[Records contained in a dataset]
Begin

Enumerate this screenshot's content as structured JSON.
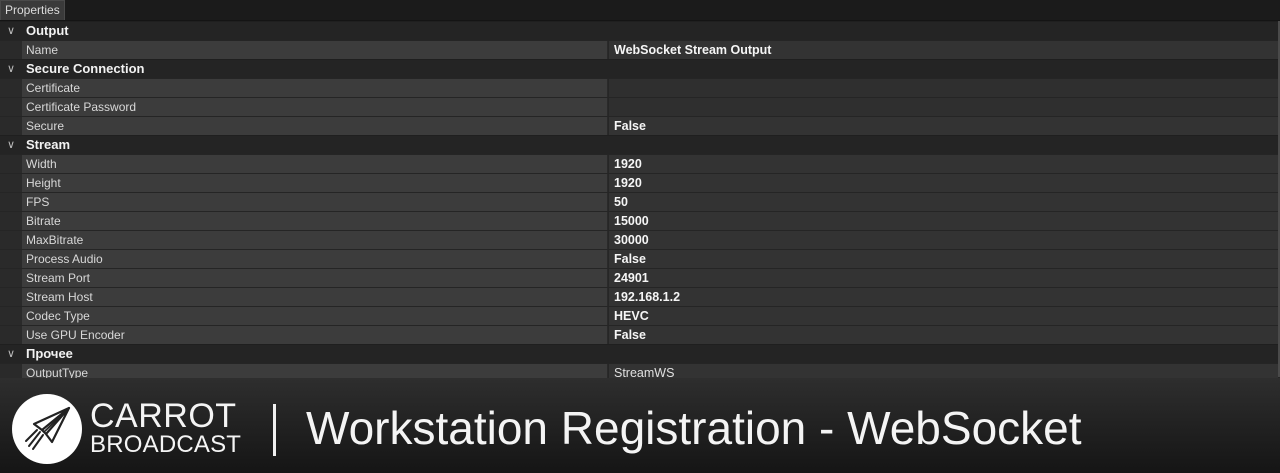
{
  "window": {
    "tab_label": "Properties"
  },
  "grid": {
    "categories": [
      {
        "label": "Output",
        "rows": [
          {
            "name": "Name",
            "value": "WebSocket Stream Output",
            "bold": true
          }
        ]
      },
      {
        "label": "Secure Connection",
        "rows": [
          {
            "name": "Certificate",
            "value": "",
            "bold": true
          },
          {
            "name": "Certificate Password",
            "value": "",
            "bold": true
          },
          {
            "name": "Secure",
            "value": "False",
            "bold": true
          }
        ]
      },
      {
        "label": "Stream",
        "rows": [
          {
            "name": "Width",
            "value": "1920",
            "bold": true
          },
          {
            "name": "Height",
            "value": "1920",
            "bold": true
          },
          {
            "name": "FPS",
            "value": "50",
            "bold": true
          },
          {
            "name": "Bitrate",
            "value": "15000",
            "bold": true
          },
          {
            "name": "MaxBitrate",
            "value": "30000",
            "bold": true
          },
          {
            "name": "Process Audio",
            "value": "False",
            "bold": true
          },
          {
            "name": "Stream Port",
            "value": "24901",
            "bold": true
          },
          {
            "name": "Stream Host",
            "value": "192.168.1.2",
            "bold": true
          },
          {
            "name": "Codec Type",
            "value": "HEVC",
            "bold": true
          },
          {
            "name": "Use GPU Encoder",
            "value": "False",
            "bold": true
          }
        ]
      },
      {
        "label": "Прочее",
        "rows": [
          {
            "name": "OutputType",
            "value": "StreamWS",
            "bold": false
          }
        ]
      }
    ],
    "chevron_icon": "chevron-down-icon"
  },
  "banner": {
    "brand_line1": "CARROT",
    "brand_line2": "BROADCAST",
    "divider": "|",
    "headline": "Workstation Registration - WebSocket",
    "logo_icon": "rocket-icon"
  }
}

End

### What to do:
Extract the entries in full, exactly as they are, minus the pictures.

### Response:
Enumerate this screenshot's content as structured JSON.
{
  "window": {
    "tab_label": "Properties"
  },
  "grid": {
    "categories": [
      {
        "label": "Output",
        "rows": [
          {
            "name": "Name",
            "value": "WebSocket Stream Output",
            "bold": true
          }
        ]
      },
      {
        "label": "Secure Connection",
        "rows": [
          {
            "name": "Certificate",
            "value": "",
            "bold": true
          },
          {
            "name": "Certificate Password",
            "value": "",
            "bold": true
          },
          {
            "name": "Secure",
            "value": "False",
            "bold": true
          }
        ]
      },
      {
        "label": "Stream",
        "rows": [
          {
            "name": "Width",
            "value": "1920",
            "bold": true
          },
          {
            "name": "Height",
            "value": "1920",
            "bold": true
          },
          {
            "name": "FPS",
            "value": "50",
            "bold": true
          },
          {
            "name": "Bitrate",
            "value": "15000",
            "bold": true
          },
          {
            "name": "MaxBitrate",
            "value": "30000",
            "bold": true
          },
          {
            "name": "Process Audio",
            "value": "False",
            "bold": true
          },
          {
            "name": "Stream Port",
            "value": "24901",
            "bold": true
          },
          {
            "name": "Stream Host",
            "value": "192.168.1.2",
            "bold": true
          },
          {
            "name": "Codec Type",
            "value": "HEVC",
            "bold": true
          },
          {
            "name": "Use GPU Encoder",
            "value": "False",
            "bold": true
          }
        ]
      },
      {
        "label": "Прочее",
        "rows": [
          {
            "name": "OutputType",
            "value": "StreamWS",
            "bold": false
          }
        ]
      }
    ],
    "chevron_icon": "chevron-down-icon"
  },
  "banner": {
    "brand_line1": "CARROT",
    "brand_line2": "BROADCAST",
    "divider": "|",
    "headline": "Workstation Registration - WebSocket",
    "logo_icon": "rocket-icon"
  }
}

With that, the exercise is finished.